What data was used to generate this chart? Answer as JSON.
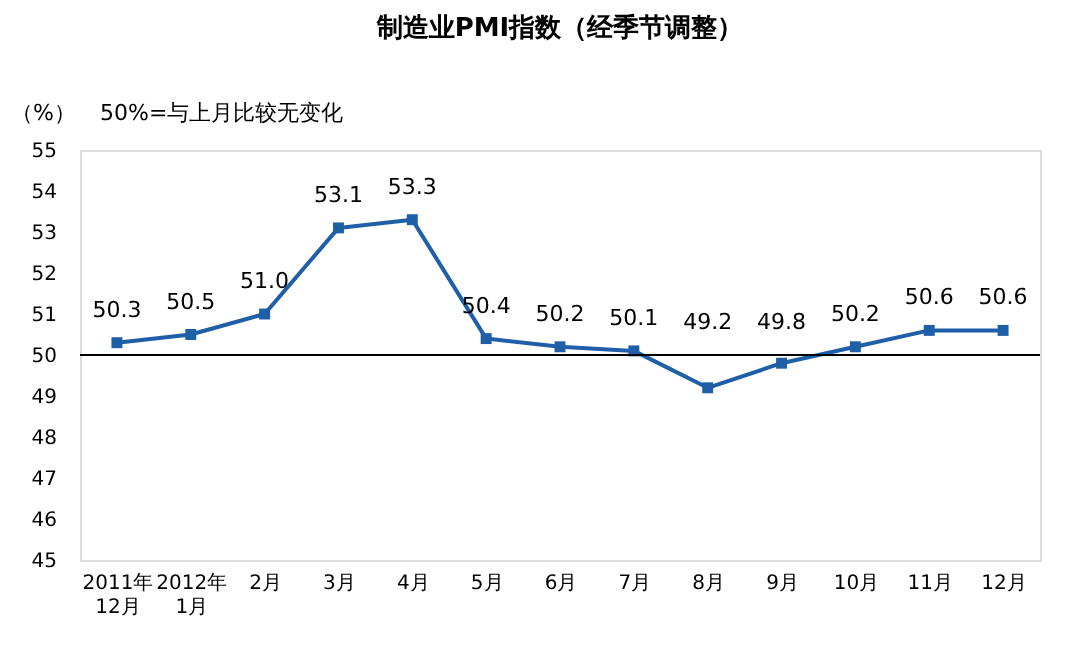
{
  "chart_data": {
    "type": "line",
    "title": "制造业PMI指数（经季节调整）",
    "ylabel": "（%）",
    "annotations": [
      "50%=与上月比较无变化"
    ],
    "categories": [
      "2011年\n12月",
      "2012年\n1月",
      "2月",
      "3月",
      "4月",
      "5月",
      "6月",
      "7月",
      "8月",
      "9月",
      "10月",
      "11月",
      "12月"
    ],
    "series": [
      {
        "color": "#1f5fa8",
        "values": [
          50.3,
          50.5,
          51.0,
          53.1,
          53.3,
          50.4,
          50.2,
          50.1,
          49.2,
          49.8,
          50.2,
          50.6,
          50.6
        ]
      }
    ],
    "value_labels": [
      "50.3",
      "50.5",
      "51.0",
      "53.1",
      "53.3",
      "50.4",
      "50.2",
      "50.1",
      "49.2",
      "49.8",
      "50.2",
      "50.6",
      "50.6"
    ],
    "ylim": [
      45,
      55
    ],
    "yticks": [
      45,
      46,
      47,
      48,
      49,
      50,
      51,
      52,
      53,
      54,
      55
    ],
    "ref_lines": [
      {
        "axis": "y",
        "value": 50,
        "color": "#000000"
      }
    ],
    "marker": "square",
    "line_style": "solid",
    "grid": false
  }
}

------------------------------------------------------------------------

▶ [Task instructions]: Copy out the whole listing exactly, and don't carry over any pictures.

▶ [Written response]:
What data was used to generate this chart? Answer as JSON.
{
  "chart_data": {
    "type": "line",
    "title": "制造业PMI指数（经季节调整）",
    "ylabel": "（%）",
    "annotations": [
      "50%=与上月比较无变化"
    ],
    "categories": [
      "2011年\n12月",
      "2012年\n1月",
      "2月",
      "3月",
      "4月",
      "5月",
      "6月",
      "7月",
      "8月",
      "9月",
      "10月",
      "11月",
      "12月"
    ],
    "series": [
      {
        "color": "#1f5fa8",
        "values": [
          50.3,
          50.5,
          51.0,
          53.1,
          53.3,
          50.4,
          50.2,
          50.1,
          49.2,
          49.8,
          50.2,
          50.6,
          50.6
        ]
      }
    ],
    "value_labels": [
      "50.3",
      "50.5",
      "51.0",
      "53.1",
      "53.3",
      "50.4",
      "50.2",
      "50.1",
      "49.2",
      "49.8",
      "50.2",
      "50.6",
      "50.6"
    ],
    "ylim": [
      45,
      55
    ],
    "yticks": [
      45,
      46,
      47,
      48,
      49,
      50,
      51,
      52,
      53,
      54,
      55
    ],
    "ref_lines": [
      {
        "axis": "y",
        "value": 50,
        "color": "#000000"
      }
    ],
    "marker": "square",
    "line_style": "solid",
    "grid": false
  }
}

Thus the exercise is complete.